◆ **Извлечённый текст**:
########
Шрифт:
Закладка:
– Перестань же, брат, – говорил он, – ты знаешь меня, не в гроб же я уйду, не в могилу провожаешь, – и в каторге не звери, а люди, может, достойнее меня…[112]
В следующие четыре года они не обменялись и словом.
Когда часы пробили полночь, на Федора надели тяжелые железные кандалы. Рождество. Он сел в открытую телегу, и его провезли мимо праздничных городских огней. Когда проезжали мимо квартиры Михаила, накатила волна грусти. Но только позднее, застряв в заносах при пересечении Урала, он расплачется от мысли, что оставляет позади Европу. Это была тяжелая дорога длиной в 3000 верст, при морозах до 40 градусов ниже нуля[113]. Или, иными словами, это был месяц, в течение которого делать ему было абсолютно нечего, кроме как смотреть в спину офицеру, пока тот хлестал лошадей.
Глава 3
Мертвый дом
1850–1854
Федор Достоевский, 28 лет[114].
Описание: лицо чистое, белое; глаза серые; нос обыкновенный, волосы светло-русые, на лбу над левою бровью небольшой рубец[115].
Телосложение: крепкое.
Причина осуждения: за принятие участия в преступных замыслах; распространение письма литератора Белинского, наполненного дерзкими выражениями против православной Церкви и верховной власти, за покушение совместно с прочими к распространению сочинений против правительства посредством домашней литературы.
Кто принял решение: Его Императорское Величество – Его решение, принятое с Его генерал-адъютантом.
Наказание: лишение всех гражданских прав.
Поведение: хорошего поведения.
Условия: четыре года каторжных работ в тюрьме с последующей службой рядовым в армии.
Религия: православный христианин.
Рост: 2 аршина 6 вершков[116].
Семейное положение: холост.
Что есть ад? Рассуждаю так: Страдание о том, что нельзя уже более любить[117].
########
◆ **Ваши задания**:
1. Перепишите, пожалуйста, без изменений фрагмент текста о Достоевском, который начинается со слов "Описание: лицо чистое, белое;" и заканчивается словами "рядовым в армии.".
2. Допишите продолжение текста о Достоевском, начиная сразу после его последнего предложения.
Записи для работы не понадобятся.
########
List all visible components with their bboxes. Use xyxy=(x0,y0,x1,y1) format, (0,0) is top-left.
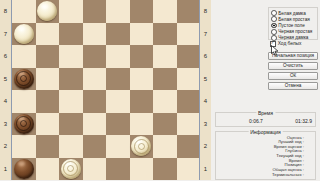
rank-label-7-left: 7 xyxy=(0,23,11,46)
rank-labels-left: 87654321 xyxy=(0,0,12,180)
square-b2[interactable] xyxy=(36,135,60,158)
square-g1[interactable] xyxy=(153,158,177,181)
square-d5[interactable] xyxy=(83,68,107,91)
square-h5[interactable] xyxy=(177,68,201,91)
square-f3[interactable] xyxy=(130,113,154,136)
radio-icon[interactable] xyxy=(271,16,277,22)
square-d6[interactable] xyxy=(83,45,107,68)
square-e7[interactable] xyxy=(106,23,130,46)
time-group: Время 0:06.7 01:32.9 xyxy=(215,112,316,127)
button-cancel[interactable]: Отмена xyxy=(268,82,318,90)
mouse-cursor xyxy=(271,42,279,53)
square-f6[interactable] xyxy=(130,45,154,68)
radio-label: Пустое поле xyxy=(278,23,304,28)
rank-label-5-right: 5 xyxy=(200,68,211,91)
square-b4[interactable] xyxy=(36,90,60,113)
rank-label-2-left: 2 xyxy=(0,135,11,158)
radio-icon[interactable] xyxy=(271,10,277,16)
square-d4[interactable] xyxy=(83,90,107,113)
square-a8[interactable] xyxy=(12,0,36,23)
rank-label-8-right: 8 xyxy=(200,0,211,23)
square-h1[interactable] xyxy=(177,158,201,181)
radio-label: Белая простая xyxy=(278,17,309,22)
square-c4[interactable] xyxy=(59,90,83,113)
piece-type-radio-group: Белая дамкаБелая простаяПустое полеЧерна… xyxy=(268,7,318,40)
square-d1[interactable] xyxy=(83,158,107,181)
radio-label: Белая дамка xyxy=(278,11,305,16)
checkbox-label: Ход белых xyxy=(278,41,302,46)
square-c8[interactable] xyxy=(59,0,83,23)
square-f1[interactable] xyxy=(130,158,154,181)
square-h8[interactable] xyxy=(177,0,201,23)
square-h3[interactable] xyxy=(177,113,201,136)
info-header: Информация xyxy=(248,129,283,135)
rank-label-8-left: 8 xyxy=(0,0,11,23)
square-b1[interactable] xyxy=(36,158,60,181)
time-header: Время xyxy=(256,110,275,116)
square-h7[interactable] xyxy=(177,23,201,46)
square-f7[interactable] xyxy=(130,23,154,46)
square-g6[interactable] xyxy=(153,45,177,68)
square-a2[interactable] xyxy=(12,135,36,158)
square-g5[interactable] xyxy=(153,68,177,91)
square-e2[interactable] xyxy=(106,135,130,158)
square-f4[interactable] xyxy=(130,90,154,113)
square-h6[interactable] xyxy=(177,45,201,68)
rank-label-6-left: 6 xyxy=(0,45,11,68)
black-time-value: 01:32.9 xyxy=(295,118,312,124)
square-d2[interactable] xyxy=(83,135,107,158)
button-clear[interactable]: Очистить xyxy=(268,62,318,70)
square-e6[interactable] xyxy=(106,45,130,68)
white-time-value: 0:06.7 xyxy=(249,118,263,124)
square-e3[interactable] xyxy=(106,113,130,136)
square-c3[interactable] xyxy=(59,113,83,136)
info-rows: Оценка :Лучший ход :Время оценки :Глубин… xyxy=(216,132,315,177)
board xyxy=(12,0,200,180)
square-h4[interactable] xyxy=(177,90,201,113)
square-a4[interactable] xyxy=(12,90,36,113)
white-man-a7[interactable] xyxy=(14,24,34,44)
radio-icon[interactable] xyxy=(271,23,277,29)
square-d8[interactable] xyxy=(83,0,107,23)
rank-label-6-right: 6 xyxy=(200,45,211,68)
white-king-c1[interactable] xyxy=(61,159,81,179)
square-b5[interactable] xyxy=(36,68,60,91)
button-ok[interactable]: ОК xyxy=(268,72,318,80)
square-c2[interactable] xyxy=(59,135,83,158)
info-row-8: Терминальных : xyxy=(216,173,304,178)
rank-label-3-right: 3 xyxy=(200,113,211,136)
square-e4[interactable] xyxy=(106,90,130,113)
rank-label-1-right: 1 xyxy=(200,158,211,181)
rank-label-7-right: 7 xyxy=(200,23,211,46)
radio-label: Черная простая xyxy=(278,29,312,34)
info-group: Информация Оценка :Лучший ход :Время оце… xyxy=(215,131,316,180)
rank-label-4-left: 4 xyxy=(0,90,11,113)
square-b3[interactable] xyxy=(36,113,60,136)
square-b7[interactable] xyxy=(36,23,60,46)
square-f5[interactable] xyxy=(130,68,154,91)
square-c5[interactable] xyxy=(59,68,83,91)
square-g7[interactable] xyxy=(153,23,177,46)
black-king-a5[interactable] xyxy=(14,69,34,89)
square-g3[interactable] xyxy=(153,113,177,136)
rank-label-5-left: 5 xyxy=(0,68,11,91)
king-ring-icon xyxy=(138,143,145,150)
square-f8[interactable] xyxy=(130,0,154,23)
square-g2[interactable] xyxy=(153,135,177,158)
rank-label-2-right: 2 xyxy=(200,135,211,158)
square-e1[interactable] xyxy=(106,158,130,181)
square-h2[interactable] xyxy=(177,135,201,158)
radio-icon[interactable] xyxy=(271,29,277,35)
side-panel: Белая дамкаБелая простаяПустое полеЧерна… xyxy=(211,0,320,180)
square-g8[interactable] xyxy=(153,0,177,23)
square-b6[interactable] xyxy=(36,45,60,68)
black-king-a3[interactable] xyxy=(14,114,34,134)
square-g4[interactable] xyxy=(153,90,177,113)
app-window: 87654321 87654321 Белая дамкаБелая прост… xyxy=(0,0,320,180)
square-e5[interactable] xyxy=(106,68,130,91)
black-man-a1[interactable] xyxy=(14,159,34,179)
rank-label-3-left: 3 xyxy=(0,113,11,136)
rank-label-4-right: 4 xyxy=(200,90,211,113)
square-a6[interactable] xyxy=(12,45,36,68)
rank-label-1-left: 1 xyxy=(0,158,11,181)
square-d7[interactable] xyxy=(83,23,107,46)
square-e8[interactable] xyxy=(106,0,130,23)
square-c7[interactable] xyxy=(59,23,83,46)
square-d3[interactable] xyxy=(83,113,107,136)
square-c6[interactable] xyxy=(59,45,83,68)
radio-option-3[interactable]: Черная простая xyxy=(269,29,317,35)
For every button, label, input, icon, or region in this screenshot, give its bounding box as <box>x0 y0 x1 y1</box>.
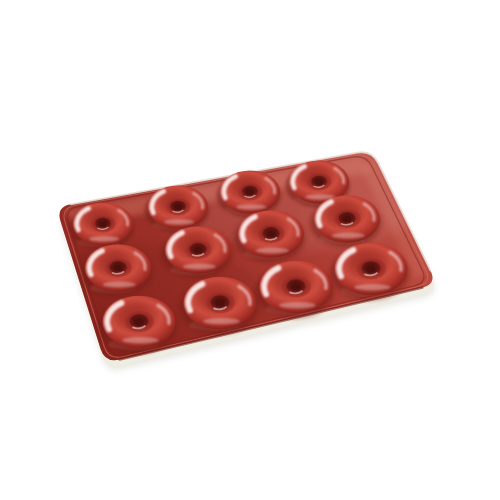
product-image-canvas <box>0 0 500 500</box>
donut-pan-photo <box>0 0 500 500</box>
########
◆ **Ответы по заданиям**:
1.
Описание: лицо чистое, белое; глаза серые; нос обыкновенный, волосы светло-русые, на лбу над левою бровью небольшой рубец[115].
Телосложение: крепкое.
Причина осуждения: за принятие участия в преступных замыслах; распространение письма литератора Белинского, наполненного дерзкими выражениями против православной Церкви и верховной власти, за покушение совместно с прочими к распространению сочинений против правительства посредством домашней литературы.
Кто принял решение: Его Императорское Величество – Его решение, принятое с Его генерал-адъютантом.
Наказание: лишение всех гражданских прав.
Поведение: хорошего поведения.
Условия: четыре года каторжных работ в тюрьме с последующей службой рядовым в армии.

2.
23 января 1850 года, когда наконец прибыли в Омск, Федора в оковах отвели в тюрьму. С ним был и Дуров, но Федор принял решение всеми силами избегать его. За последние четыре недели они едва ли обменялись и парой слов – кроме остановки в Тобольске, где у них была возможность встретиться с женами декабристов (одна из них дала Федору Евангелие). На пути к Омску холод временами был невыносим, но ему ничего не оставалось, кроме как привыкнуть к страданиям, потому что ничего изменить сейчас он не мог.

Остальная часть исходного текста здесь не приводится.